- _Work required_:
Would you quote the material below in full and unchanged?

- _Material supplied_:
** start **

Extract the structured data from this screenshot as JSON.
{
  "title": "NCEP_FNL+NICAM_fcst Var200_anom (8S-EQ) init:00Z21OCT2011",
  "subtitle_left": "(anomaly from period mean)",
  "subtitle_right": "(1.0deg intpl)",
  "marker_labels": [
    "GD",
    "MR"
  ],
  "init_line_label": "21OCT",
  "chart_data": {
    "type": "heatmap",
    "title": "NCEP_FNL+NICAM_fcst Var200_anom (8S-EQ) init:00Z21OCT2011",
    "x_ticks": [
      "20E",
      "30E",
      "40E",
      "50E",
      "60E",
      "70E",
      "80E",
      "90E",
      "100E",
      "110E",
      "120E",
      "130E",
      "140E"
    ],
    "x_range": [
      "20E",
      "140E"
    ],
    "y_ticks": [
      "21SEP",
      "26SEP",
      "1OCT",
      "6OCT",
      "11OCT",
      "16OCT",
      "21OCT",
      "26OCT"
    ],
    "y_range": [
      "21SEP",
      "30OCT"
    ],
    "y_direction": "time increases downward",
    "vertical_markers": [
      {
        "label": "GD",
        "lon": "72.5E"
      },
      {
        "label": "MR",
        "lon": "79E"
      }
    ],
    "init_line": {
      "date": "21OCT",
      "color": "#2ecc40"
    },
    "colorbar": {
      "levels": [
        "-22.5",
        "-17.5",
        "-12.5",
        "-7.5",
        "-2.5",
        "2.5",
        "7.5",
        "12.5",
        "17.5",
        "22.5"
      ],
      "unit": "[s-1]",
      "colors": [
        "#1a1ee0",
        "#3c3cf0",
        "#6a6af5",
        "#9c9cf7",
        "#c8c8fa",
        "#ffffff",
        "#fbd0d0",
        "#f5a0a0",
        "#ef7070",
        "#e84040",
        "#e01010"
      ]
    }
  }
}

** end **

- _Answer to the problem_:
Extract the structured data from this screenshot as JSON.
{
  "title": "NCEP_FNL+NICAM_fcst Var200_anom (8S-EQ) init:00Z21OCT2011",
  "subtitle_left": "(anomaly from period mean)",
  "subtitle_right": "(1.0deg intpl)",
  "marker_labels": [
    "GD",
    "MR"
  ],
  "init_line_label": "21OCT",
  "chart_data": {
    "type": "heatmap",
    "title": "NCEP_FNL+NICAM_fcst Var200_anom (8S-EQ) init:00Z21OCT2011",
    "x_ticks": [
      "20E",
      "30E",
      "40E",
      "50E",
      "60E",
      "70E",
      "80E",
      "90E",
      "100E",
      "110E",
      "120E",
      "130E",
      "140E"
    ],
    "x_range": [
      "20E",
      "140E"
    ],
    "y_ticks": [
      "21SEP",
      "26SEP",
      "1OCT",
      "6OCT",
      "11OCT",
      "16OCT",
      "21OCT",
      "26OCT"
    ],
    "y_range": [
      "21SEP",
      "30OCT"
    ],
    "y_direction": "time increases downward",
    "vertical_markers": [
      {
        "label": "GD",
        "lon": "72.5E"
      },
      {
        "label": "MR",
        "lon": "79E"
      }
    ],
    "init_line": {
      "date": "21OCT",
      "color": "#2ecc40"
    },
    "colorbar": {
      "levels": [
        "-22.5",
        "-17.5",
        "-12.5",
        "-7.5",
        "-2.5",
        "2.5",
        "7.5",
        "12.5",
        "17.5",
        "22.5"
      ],
      "unit": "[s-1]",
      "colors": [
        "#1a1ee0",
        "#3c3cf0",
        "#6a6af5",
        "#9c9cf7",
        "#c8c8fa",
        "#ffffff",
        "#fbd0d0",
        "#f5a0a0",
        "#ef7070",
        "#e84040",
        "#e01010"
      ]
    }
  }
}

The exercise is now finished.